--- TEXT SECTION ---
────────────────────

# C++ two methods : O(NlogN) and O(N)

• ``````class Solution {
public:
//O(NLogN) divide and conquer,
//using segment tree to find range minmum
int getMin(vector<int>& hist, int i, int j) {
if (i == -1) return j;
if (j == -1) return i;
return (hist[i] < hist[j]) ? i : j;
}
int RMQUtil(vector<int>& hist, vector<int>& st, int ss, int se, int qs, int qe, int index)
{
if (se < qs || ss > qe) {
return -1;
}
else if (qs <= ss && qe >= se) {
return st[index];
}
int mid = ss + (se - ss) / 2;
int left = RMQUtil(hist, st, ss, mid, qs, qe, 2 * index + 1);
int right = RMQUtil(hist, st, mid + 1, se, qs, qe, 2 * index + 2);
return getMin(hist, left, right);
}
int constructSTUtil(vector<int>& hist, int ss, int se, vector<int>& st, int si)
{
if (ss == se) {
return (st[si] = ss);
}
int mid = ss + (se - ss) / 2;
int left = constructSTUtil(hist, ss, mid, st, si * 2 + 1);
int right = constructSTUtil(hist, mid + 1, se, st, si * 2 + 2);
st[si] = getMin(hist, left, right);
return st[si];
}
vector<int> constructST(vector<int>& hist, int n)

────────────────────

--- DATASET ---
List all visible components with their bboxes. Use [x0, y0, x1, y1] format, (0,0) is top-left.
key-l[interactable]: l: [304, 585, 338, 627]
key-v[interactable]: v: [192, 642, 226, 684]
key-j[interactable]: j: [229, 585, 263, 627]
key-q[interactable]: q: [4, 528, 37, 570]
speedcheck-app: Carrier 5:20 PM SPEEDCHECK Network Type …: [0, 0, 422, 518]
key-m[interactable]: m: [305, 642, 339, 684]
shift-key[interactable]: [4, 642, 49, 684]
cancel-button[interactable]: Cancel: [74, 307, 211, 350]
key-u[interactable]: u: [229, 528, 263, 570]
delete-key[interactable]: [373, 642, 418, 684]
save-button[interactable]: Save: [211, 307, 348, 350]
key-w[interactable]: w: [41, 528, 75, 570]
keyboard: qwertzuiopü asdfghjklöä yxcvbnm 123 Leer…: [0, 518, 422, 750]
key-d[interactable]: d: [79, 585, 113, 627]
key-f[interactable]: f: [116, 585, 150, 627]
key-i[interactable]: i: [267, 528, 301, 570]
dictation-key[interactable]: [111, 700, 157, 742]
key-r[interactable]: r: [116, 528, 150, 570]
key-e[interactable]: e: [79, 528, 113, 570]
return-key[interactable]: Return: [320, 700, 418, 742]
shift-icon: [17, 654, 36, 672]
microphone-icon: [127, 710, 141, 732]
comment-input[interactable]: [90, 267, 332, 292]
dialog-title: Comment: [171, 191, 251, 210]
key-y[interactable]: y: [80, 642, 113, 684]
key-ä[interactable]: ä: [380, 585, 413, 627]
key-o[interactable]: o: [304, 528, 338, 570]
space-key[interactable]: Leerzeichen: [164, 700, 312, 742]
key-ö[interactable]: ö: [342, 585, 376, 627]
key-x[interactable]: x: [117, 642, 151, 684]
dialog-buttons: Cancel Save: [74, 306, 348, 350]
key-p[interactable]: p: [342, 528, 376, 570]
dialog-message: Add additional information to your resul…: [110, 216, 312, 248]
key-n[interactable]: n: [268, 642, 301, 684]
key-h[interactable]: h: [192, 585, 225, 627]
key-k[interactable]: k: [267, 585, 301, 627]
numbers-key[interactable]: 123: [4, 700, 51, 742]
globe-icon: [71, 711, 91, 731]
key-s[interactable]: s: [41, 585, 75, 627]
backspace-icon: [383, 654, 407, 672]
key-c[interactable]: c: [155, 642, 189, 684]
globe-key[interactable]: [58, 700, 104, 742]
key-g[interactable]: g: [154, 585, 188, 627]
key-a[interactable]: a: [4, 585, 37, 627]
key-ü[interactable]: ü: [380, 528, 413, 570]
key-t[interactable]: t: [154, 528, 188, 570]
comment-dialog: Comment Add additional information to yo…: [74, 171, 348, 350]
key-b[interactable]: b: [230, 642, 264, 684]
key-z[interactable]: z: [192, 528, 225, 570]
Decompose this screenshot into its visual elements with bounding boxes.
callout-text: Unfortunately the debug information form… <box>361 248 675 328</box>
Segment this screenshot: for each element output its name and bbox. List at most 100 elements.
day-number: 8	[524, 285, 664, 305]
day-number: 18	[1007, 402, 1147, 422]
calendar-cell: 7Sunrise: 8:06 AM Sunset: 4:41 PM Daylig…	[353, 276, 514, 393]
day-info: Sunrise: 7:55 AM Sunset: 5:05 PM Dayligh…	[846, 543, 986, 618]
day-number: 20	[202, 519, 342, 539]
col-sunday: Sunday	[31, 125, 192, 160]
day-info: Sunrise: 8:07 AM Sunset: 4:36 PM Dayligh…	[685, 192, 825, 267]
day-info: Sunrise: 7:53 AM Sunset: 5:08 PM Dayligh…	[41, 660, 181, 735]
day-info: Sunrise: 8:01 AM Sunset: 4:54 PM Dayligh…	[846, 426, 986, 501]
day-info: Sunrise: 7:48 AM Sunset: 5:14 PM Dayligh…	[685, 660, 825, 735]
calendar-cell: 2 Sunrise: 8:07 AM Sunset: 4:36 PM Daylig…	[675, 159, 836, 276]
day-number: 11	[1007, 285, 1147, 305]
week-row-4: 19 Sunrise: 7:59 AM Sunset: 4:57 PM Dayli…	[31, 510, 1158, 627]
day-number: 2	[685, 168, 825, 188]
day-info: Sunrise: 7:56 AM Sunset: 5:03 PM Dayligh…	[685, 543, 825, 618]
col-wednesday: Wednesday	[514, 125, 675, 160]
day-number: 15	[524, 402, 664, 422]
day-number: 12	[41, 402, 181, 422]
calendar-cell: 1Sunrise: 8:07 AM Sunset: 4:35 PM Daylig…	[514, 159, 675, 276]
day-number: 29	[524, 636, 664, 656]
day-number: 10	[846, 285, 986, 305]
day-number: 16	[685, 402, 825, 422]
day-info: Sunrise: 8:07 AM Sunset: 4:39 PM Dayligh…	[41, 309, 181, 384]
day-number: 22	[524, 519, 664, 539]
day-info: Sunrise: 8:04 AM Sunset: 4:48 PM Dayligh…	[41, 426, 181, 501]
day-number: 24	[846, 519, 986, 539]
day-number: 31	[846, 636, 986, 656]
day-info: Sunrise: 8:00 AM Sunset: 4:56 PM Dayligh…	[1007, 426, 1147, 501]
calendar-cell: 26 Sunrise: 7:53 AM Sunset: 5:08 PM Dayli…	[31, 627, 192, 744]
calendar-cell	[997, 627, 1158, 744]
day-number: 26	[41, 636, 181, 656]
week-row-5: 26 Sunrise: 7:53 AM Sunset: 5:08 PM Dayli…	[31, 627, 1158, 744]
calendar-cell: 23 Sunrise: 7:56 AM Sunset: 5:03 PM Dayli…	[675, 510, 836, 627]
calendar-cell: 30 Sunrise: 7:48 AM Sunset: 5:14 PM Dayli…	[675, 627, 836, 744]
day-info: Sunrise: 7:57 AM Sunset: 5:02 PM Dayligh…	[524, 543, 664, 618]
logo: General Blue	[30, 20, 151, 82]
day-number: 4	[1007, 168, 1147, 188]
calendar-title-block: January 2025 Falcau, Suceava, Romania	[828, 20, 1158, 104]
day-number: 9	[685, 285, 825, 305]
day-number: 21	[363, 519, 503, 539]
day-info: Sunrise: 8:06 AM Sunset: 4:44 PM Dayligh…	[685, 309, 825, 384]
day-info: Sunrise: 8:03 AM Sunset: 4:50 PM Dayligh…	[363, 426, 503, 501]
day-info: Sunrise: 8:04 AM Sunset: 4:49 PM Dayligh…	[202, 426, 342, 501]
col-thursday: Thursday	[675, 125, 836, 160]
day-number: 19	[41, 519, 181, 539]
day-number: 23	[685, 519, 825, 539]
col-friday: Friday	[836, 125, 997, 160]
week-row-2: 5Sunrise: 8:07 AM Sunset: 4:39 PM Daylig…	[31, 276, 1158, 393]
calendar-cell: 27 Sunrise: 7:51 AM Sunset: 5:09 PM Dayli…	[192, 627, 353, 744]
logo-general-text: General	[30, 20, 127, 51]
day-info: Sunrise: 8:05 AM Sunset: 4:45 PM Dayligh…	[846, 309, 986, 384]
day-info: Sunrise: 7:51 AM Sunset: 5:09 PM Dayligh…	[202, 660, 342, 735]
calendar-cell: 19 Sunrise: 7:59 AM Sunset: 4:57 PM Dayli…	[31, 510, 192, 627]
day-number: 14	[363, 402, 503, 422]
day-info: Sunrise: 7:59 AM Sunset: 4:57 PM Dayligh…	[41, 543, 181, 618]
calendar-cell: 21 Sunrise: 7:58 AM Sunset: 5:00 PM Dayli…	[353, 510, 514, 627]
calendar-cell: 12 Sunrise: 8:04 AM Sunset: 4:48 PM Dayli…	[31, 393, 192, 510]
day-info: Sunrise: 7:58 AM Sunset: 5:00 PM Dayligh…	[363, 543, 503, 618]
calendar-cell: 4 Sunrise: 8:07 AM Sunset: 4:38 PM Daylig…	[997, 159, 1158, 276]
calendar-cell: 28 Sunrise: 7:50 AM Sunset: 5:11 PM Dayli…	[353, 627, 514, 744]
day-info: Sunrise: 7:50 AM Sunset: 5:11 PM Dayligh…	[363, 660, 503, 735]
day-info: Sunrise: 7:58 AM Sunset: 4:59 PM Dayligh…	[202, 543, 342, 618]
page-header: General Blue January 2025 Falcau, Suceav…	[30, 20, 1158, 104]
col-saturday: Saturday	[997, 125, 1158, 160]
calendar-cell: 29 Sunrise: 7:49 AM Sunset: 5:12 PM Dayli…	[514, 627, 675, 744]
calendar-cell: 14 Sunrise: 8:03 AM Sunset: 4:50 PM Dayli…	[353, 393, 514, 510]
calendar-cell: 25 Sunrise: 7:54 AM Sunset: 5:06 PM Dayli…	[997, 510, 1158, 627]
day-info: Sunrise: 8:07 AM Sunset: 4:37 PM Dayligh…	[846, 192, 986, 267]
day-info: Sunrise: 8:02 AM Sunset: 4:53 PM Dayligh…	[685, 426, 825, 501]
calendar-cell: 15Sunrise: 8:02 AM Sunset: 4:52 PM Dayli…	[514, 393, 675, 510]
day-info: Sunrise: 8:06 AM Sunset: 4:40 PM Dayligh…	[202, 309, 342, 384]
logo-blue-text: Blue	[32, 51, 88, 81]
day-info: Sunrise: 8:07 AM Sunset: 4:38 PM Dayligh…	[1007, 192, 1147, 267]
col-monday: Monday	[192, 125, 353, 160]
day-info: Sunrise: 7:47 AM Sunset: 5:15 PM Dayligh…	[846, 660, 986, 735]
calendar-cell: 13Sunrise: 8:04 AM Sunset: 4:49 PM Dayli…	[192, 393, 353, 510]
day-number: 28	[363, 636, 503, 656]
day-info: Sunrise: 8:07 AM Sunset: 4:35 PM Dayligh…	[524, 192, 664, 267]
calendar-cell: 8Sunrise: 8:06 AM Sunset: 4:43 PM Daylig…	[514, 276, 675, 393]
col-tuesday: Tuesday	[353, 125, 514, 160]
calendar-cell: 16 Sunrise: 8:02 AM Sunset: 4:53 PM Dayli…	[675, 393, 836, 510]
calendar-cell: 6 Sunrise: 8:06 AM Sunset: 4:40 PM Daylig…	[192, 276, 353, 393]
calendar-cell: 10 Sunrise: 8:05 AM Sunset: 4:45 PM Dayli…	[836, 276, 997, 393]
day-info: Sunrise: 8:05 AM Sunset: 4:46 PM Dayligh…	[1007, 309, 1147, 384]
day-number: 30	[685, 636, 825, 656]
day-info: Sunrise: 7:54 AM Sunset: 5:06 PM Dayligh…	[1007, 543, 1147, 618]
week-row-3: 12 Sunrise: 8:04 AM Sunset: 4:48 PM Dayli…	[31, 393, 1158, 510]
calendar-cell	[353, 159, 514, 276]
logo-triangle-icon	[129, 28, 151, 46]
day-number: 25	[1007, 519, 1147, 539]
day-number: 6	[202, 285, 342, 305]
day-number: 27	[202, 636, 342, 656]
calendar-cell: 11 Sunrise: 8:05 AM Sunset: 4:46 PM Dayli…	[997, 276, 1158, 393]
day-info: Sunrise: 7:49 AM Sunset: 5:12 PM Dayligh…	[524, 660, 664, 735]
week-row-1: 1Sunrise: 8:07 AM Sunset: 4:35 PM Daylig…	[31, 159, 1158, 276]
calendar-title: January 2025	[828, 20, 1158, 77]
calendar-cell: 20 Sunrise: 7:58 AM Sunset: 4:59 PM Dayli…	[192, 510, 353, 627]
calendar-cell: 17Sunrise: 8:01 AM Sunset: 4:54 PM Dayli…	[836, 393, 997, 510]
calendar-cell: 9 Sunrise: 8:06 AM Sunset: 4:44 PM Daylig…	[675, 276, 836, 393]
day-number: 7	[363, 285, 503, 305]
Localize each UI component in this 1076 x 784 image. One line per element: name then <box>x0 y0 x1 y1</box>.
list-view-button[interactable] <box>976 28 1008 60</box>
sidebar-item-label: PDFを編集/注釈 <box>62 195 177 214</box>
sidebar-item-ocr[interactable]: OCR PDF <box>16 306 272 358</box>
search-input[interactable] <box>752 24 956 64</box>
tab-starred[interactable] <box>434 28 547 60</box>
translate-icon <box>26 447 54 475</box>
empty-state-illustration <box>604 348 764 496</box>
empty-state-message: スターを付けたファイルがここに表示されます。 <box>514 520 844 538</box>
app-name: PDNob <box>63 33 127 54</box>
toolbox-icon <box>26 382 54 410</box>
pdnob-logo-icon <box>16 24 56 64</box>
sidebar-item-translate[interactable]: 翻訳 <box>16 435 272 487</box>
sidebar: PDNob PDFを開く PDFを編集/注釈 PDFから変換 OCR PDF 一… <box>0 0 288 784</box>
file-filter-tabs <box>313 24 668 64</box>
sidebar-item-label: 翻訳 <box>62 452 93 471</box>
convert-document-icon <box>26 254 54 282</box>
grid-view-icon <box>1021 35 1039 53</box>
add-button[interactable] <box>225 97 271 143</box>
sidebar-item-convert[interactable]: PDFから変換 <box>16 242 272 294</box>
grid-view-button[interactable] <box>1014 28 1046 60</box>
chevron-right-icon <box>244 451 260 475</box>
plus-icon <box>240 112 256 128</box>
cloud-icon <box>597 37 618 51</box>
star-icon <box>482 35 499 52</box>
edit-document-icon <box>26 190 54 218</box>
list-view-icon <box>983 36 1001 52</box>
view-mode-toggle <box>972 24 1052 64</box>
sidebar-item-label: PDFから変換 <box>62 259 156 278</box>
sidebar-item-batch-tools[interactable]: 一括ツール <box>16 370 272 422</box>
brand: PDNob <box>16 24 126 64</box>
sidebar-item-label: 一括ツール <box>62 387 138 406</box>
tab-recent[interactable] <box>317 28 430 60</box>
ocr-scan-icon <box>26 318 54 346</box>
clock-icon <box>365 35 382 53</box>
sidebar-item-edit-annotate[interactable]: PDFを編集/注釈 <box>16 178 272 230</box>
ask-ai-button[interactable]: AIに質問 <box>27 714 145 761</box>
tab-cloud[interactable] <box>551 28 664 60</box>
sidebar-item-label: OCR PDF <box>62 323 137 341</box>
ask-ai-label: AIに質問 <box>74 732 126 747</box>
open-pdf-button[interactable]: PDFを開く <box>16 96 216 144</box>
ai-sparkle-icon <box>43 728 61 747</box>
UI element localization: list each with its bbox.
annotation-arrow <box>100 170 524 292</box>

────────────────────

--- QUESTIONS TO ANSWER ---
[a] Please write out the C++ solution again, starting at "# C++ two methods" and ending at "qe, int index)", and swap "getMin" for "findMin".
[b] In the C++ solution, what structure does the divide-and-conquer method use to find the range minimum?
The data has nothing to do with these tasks.

--- SOLUTIONS IN ORDER ---
[a]
# C++ two methods : O(NlogN) and O(N)

• ``````class Solution {
public:
//O(NLogN) divide and conquer,
//using segment tree to find range minmum
int findMin(vector<int>& hist, int i, int j) {
if (i == -1) return j;
if (j == -1) return i;
return (hist[i] < hist[j]) ? i : j;
}
int RMQUtil(vector<int>& hist, vector<int>& st, int ss, int se, int qs, int qe, int index)

[b] A segment tree.